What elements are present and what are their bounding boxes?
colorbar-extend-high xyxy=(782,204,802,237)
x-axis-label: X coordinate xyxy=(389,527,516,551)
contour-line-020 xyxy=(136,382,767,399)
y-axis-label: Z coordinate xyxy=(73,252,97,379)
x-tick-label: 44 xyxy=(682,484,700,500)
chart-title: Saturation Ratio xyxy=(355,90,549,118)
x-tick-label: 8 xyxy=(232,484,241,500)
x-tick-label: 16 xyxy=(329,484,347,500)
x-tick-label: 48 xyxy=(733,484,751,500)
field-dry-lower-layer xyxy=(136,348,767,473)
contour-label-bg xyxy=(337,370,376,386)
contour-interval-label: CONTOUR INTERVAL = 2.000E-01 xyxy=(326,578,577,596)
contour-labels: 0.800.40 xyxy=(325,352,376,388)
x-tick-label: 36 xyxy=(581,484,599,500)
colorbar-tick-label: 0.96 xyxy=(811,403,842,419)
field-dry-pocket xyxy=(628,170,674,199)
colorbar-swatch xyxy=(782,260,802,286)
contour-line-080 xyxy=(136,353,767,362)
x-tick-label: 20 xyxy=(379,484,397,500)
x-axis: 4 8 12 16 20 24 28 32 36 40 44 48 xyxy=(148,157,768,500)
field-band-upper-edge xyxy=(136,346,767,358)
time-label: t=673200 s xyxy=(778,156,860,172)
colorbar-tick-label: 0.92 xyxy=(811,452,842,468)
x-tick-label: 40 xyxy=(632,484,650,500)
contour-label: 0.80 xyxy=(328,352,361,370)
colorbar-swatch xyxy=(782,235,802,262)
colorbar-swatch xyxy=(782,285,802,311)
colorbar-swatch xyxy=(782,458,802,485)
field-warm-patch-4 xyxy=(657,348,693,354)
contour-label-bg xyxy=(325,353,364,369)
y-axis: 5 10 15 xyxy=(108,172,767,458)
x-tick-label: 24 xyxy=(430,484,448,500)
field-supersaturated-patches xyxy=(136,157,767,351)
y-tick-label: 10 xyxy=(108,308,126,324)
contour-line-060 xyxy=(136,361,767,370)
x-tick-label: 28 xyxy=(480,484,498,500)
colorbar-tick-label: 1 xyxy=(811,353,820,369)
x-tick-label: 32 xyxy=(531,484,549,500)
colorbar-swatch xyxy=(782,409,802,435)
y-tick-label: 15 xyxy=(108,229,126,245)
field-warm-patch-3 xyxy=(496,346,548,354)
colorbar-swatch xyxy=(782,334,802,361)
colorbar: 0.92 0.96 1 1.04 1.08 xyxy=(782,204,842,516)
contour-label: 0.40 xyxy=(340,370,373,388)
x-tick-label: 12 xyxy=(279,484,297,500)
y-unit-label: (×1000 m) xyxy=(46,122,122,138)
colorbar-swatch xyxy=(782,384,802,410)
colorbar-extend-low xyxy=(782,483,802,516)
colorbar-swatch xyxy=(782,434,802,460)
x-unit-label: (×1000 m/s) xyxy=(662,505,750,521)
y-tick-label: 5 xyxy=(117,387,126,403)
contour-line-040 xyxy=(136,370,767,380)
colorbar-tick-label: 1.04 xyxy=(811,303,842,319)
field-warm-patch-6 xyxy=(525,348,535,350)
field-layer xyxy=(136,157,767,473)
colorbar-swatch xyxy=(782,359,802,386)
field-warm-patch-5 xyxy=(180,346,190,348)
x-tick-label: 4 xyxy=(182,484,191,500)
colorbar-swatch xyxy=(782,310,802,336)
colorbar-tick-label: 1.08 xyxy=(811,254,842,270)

══════════

WHAT YOU ARE ASKED TO DO> Put the entries into a Markdown table with two columns, Row and Line. Begin at the first line of the entries, stop after the line that contains "field-dry-lower-layer xyxy=(136,348,767,473)", and leave out blank lines.

ANSWER>
| Row | Line |
|---|---|
| 1 | What elements are present and what are their bounding boxes? |
| 2 | colorbar-extend-high xyxy=(782,204,802,237) |
| 3 | x-axis-label: X coordinate xyxy=(389,527,516,551) |
| 4 | contour-line-020 xyxy=(136,382,767,399) |
| 5 | y-axis-label: Z coordinate xyxy=(73,252,97,379) |
| 6 | x-tick-label: 44 xyxy=(682,484,700,500) |
| 7 | chart-title: Saturation Ratio xyxy=(355,90,549,118) |
| 8 | x-tick-label: 8 xyxy=(232,484,241,500) |
| 9 | x-tick-label: 16 xyxy=(329,484,347,500) |
| 10 | x-tick-label: 48 xyxy=(733,484,751,500) |
| 11 | field-dry-lower-layer xyxy=(136,348,767,473) |